• [YOUR OBJECTIVE]: Copy out all lines where "customer" appears.

• [Data excerpts]:
╔══
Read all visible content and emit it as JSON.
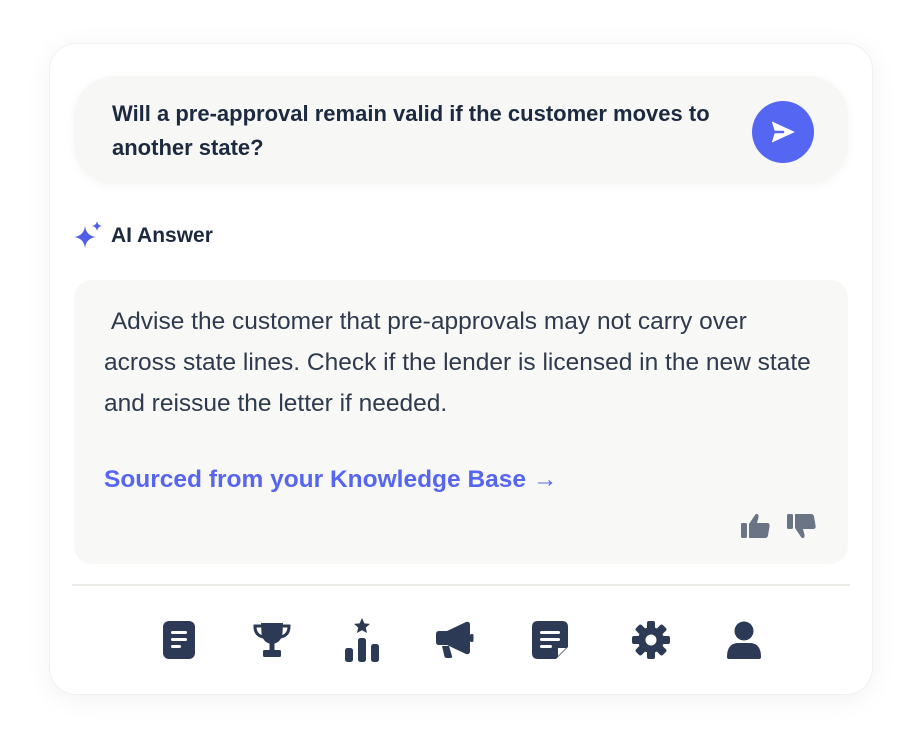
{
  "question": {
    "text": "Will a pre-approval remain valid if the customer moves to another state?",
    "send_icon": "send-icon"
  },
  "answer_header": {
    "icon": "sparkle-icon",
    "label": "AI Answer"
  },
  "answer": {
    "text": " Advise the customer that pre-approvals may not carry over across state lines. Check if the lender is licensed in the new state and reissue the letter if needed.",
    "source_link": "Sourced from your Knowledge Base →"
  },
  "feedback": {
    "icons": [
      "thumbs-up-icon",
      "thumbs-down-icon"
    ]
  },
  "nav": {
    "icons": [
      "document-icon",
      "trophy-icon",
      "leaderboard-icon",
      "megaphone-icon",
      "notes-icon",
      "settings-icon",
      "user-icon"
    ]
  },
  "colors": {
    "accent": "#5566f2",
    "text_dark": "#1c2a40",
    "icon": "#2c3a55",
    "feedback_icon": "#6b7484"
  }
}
╚══
• [SOLUTION FOR THIS PROBLEM]:
    "text": "Will a pre-approval remain valid if the customer moves to another state?",
    "text": " Advise the customer that pre-approvals may not carry over across state lines. Check if the lender is licensed in the new state and reissue the letter if needed.",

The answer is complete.